(Problem)
Locate the string "category" in the listing below. Copy every line where it is found.

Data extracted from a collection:
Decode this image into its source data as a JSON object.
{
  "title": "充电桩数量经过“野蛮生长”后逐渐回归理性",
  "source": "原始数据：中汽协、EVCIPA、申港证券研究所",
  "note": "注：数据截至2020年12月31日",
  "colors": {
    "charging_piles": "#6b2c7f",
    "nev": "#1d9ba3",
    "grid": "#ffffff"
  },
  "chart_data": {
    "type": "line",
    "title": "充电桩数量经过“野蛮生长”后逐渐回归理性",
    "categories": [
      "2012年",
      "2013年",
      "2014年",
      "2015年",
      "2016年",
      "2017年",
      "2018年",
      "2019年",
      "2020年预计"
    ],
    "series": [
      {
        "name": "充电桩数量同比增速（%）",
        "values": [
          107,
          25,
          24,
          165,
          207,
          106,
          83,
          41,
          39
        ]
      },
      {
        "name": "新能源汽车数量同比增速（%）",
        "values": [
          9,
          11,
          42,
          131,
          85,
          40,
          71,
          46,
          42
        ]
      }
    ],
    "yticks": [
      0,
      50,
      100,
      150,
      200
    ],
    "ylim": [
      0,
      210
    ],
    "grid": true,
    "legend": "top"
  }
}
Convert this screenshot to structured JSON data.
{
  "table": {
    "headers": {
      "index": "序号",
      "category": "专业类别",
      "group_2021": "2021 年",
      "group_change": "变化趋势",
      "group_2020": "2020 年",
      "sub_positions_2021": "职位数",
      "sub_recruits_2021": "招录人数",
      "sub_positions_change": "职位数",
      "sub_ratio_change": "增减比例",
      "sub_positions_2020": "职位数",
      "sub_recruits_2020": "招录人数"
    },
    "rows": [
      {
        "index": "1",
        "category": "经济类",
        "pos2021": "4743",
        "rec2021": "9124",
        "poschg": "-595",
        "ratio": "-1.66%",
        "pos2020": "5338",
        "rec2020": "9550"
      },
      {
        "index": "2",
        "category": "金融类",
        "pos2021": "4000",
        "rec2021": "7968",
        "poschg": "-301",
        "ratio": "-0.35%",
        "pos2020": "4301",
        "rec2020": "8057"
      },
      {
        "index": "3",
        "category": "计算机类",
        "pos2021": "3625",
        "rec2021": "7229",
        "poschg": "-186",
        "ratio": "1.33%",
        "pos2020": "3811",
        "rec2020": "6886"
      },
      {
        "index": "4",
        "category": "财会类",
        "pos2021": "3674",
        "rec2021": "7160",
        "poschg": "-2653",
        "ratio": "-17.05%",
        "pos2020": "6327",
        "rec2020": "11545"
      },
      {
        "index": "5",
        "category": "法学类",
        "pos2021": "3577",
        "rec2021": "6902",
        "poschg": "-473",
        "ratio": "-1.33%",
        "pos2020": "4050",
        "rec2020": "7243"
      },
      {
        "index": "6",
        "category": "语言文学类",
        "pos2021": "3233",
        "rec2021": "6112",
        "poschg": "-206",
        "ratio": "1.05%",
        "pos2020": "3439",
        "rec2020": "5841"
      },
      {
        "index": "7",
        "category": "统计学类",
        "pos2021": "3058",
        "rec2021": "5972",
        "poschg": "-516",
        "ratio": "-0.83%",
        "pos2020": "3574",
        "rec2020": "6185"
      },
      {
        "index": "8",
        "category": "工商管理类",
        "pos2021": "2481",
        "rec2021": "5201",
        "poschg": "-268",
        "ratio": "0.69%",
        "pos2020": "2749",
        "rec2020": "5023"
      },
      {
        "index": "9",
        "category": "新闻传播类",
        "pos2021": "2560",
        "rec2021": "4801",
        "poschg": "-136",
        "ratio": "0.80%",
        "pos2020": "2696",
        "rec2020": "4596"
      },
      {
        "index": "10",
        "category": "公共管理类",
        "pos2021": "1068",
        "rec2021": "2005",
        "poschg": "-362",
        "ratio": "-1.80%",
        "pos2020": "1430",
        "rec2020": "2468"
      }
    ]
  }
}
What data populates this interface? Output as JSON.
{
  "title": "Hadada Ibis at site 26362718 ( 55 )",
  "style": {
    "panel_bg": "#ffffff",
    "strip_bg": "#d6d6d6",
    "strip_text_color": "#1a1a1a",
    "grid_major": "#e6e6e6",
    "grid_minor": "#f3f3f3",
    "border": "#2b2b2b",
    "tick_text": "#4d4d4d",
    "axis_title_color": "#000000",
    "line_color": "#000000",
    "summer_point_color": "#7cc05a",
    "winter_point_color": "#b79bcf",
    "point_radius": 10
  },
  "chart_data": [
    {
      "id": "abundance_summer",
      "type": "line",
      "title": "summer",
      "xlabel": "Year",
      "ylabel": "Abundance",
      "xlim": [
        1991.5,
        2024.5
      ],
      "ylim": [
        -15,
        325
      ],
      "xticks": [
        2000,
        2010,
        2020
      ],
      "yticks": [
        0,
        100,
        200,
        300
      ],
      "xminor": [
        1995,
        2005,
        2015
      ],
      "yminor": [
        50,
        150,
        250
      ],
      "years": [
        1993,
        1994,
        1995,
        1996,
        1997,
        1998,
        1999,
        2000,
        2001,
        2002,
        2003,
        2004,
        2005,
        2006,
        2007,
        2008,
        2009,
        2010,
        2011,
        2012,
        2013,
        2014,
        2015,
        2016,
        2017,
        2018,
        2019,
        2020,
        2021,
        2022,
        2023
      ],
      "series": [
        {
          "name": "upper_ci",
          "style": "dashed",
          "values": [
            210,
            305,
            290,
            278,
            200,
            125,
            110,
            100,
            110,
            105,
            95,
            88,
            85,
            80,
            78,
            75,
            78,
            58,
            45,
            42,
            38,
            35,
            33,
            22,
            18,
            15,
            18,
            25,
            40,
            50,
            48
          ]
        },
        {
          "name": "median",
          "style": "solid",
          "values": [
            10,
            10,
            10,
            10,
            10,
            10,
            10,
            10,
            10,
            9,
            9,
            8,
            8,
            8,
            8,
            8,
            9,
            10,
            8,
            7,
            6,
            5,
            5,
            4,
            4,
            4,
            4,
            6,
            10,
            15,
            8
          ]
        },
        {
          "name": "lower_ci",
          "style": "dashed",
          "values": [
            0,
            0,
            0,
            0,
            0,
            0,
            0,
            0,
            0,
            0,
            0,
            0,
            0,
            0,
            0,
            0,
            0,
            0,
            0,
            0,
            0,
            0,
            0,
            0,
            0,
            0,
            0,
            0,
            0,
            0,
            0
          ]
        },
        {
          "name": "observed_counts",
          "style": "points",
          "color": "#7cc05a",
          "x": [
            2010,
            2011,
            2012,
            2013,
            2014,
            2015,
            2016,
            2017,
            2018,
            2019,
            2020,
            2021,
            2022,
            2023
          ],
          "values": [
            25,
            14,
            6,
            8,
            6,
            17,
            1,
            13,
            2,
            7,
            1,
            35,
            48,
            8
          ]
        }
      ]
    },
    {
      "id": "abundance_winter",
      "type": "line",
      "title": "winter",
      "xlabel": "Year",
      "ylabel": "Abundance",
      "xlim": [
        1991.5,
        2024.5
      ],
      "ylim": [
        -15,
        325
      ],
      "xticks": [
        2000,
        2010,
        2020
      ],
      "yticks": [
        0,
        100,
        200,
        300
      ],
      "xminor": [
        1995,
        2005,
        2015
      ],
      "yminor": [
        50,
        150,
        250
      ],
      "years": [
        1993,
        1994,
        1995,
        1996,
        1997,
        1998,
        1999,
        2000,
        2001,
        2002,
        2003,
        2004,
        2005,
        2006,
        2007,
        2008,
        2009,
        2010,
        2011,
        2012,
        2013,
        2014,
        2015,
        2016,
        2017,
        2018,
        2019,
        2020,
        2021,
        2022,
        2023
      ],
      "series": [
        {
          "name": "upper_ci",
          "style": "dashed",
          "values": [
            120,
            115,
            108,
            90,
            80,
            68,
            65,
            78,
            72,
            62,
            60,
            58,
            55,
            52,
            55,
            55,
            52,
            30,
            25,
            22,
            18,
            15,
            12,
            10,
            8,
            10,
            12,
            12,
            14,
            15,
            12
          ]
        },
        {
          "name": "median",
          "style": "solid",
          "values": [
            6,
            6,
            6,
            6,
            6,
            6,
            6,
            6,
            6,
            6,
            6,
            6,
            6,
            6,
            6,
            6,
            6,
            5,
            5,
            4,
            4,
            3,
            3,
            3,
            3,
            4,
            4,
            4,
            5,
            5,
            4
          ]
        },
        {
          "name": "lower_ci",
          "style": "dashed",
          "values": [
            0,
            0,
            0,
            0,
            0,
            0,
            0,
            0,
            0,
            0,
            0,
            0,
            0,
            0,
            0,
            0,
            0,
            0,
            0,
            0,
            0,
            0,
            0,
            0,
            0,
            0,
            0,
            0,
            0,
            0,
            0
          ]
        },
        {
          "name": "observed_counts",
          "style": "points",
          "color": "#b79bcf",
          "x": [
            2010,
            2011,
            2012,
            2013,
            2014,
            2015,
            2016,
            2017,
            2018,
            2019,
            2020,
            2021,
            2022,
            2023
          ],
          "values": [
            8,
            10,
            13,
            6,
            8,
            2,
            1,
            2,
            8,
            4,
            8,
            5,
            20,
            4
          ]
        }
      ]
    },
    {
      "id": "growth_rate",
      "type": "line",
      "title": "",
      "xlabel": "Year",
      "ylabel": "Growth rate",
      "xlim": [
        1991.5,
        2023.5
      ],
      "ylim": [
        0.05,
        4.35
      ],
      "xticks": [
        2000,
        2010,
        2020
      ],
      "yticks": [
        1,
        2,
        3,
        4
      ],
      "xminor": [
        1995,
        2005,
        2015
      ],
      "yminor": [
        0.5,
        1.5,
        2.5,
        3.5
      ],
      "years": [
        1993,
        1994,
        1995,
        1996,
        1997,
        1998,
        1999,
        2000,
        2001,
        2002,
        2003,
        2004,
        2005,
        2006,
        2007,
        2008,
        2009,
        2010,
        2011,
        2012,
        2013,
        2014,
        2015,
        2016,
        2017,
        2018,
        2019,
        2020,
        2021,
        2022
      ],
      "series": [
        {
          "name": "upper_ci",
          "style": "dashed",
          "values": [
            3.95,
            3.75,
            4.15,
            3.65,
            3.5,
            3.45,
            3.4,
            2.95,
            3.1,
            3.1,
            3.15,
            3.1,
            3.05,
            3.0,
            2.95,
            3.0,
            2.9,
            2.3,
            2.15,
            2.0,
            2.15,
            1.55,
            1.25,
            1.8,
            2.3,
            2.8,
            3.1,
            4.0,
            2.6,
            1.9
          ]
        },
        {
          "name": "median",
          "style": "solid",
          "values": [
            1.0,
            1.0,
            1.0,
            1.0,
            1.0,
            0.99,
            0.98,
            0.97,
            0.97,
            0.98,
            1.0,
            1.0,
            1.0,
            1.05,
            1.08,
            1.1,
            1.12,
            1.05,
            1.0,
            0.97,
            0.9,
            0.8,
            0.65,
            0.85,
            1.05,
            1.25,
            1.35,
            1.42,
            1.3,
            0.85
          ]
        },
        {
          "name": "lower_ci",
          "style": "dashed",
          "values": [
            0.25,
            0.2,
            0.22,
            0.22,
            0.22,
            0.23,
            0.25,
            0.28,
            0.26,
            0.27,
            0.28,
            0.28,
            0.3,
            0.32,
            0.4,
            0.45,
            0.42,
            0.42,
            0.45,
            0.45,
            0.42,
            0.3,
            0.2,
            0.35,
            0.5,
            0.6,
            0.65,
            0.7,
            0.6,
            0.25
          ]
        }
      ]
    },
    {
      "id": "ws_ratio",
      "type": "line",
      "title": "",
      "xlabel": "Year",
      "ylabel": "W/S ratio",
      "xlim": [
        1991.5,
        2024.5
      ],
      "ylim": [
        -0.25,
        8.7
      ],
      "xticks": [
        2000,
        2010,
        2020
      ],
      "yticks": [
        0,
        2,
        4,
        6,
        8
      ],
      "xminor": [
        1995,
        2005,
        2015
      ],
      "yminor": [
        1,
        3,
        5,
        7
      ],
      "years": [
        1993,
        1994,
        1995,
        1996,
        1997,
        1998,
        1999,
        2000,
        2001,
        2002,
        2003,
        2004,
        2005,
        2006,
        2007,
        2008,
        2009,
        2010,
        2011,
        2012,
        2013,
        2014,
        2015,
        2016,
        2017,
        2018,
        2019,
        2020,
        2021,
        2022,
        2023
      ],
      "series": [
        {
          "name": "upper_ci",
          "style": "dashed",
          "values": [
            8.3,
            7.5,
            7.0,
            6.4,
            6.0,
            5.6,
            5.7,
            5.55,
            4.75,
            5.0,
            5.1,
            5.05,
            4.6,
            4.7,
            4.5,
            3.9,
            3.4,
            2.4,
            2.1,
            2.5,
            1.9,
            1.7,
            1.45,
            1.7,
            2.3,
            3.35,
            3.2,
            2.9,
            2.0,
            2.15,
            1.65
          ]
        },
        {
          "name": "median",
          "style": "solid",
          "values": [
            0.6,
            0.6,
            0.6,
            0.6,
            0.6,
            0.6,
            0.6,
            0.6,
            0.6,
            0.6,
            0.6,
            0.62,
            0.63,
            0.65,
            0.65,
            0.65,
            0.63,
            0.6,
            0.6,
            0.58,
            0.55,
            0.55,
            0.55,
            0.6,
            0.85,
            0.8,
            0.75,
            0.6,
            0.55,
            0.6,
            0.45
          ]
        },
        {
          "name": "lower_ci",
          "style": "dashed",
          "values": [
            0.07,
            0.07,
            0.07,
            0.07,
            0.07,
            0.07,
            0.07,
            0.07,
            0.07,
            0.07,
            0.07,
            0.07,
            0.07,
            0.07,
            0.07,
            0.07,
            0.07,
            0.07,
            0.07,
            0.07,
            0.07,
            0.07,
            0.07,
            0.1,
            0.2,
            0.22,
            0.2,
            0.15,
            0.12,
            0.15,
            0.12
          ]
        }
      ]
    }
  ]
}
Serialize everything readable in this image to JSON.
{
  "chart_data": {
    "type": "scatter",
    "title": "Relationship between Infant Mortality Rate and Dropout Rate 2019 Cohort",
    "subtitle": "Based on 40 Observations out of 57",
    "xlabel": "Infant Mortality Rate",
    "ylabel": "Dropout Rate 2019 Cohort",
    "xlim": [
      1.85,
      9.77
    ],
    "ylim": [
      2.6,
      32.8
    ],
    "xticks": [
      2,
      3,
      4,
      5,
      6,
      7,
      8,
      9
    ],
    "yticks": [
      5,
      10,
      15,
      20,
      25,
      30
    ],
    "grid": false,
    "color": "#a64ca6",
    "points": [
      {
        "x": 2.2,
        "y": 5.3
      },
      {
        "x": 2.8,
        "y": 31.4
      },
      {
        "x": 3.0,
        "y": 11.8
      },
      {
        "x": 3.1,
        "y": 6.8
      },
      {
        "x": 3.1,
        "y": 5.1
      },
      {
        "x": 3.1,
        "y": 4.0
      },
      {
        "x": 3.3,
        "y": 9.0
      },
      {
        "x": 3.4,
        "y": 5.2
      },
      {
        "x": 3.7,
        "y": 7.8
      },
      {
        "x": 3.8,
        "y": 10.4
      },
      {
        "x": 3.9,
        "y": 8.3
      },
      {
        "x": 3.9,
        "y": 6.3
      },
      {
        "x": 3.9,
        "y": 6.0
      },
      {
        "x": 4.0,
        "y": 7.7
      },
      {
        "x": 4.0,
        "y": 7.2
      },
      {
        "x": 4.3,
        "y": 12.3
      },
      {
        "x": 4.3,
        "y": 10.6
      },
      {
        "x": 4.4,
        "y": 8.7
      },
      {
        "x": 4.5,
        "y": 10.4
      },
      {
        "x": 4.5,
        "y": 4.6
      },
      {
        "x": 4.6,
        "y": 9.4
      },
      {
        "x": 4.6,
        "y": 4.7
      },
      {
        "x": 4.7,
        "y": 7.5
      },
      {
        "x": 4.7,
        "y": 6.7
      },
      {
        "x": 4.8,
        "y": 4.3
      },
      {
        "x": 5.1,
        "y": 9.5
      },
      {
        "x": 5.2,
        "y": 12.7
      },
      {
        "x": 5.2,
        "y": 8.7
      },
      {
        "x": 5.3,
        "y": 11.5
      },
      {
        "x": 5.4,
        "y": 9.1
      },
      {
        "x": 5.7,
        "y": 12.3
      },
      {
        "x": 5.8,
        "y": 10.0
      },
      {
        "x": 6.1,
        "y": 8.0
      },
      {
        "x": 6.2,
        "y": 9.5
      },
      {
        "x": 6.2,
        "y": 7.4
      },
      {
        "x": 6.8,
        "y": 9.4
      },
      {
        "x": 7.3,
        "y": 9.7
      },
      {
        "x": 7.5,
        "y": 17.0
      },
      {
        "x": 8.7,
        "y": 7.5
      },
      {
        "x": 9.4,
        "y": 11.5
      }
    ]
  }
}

(Answer to the problem)
      "category": "专业类别",
        "category": "经济类",
        "category": "金融类",
        "category": "计算机类",
        "category": "财会类",
        "category": "法学类",
        "category": "语言文学类",
        "category": "统计学类",
        "category": "工商管理类",
        "category": "新闻传播类",
        "category": "公共管理类",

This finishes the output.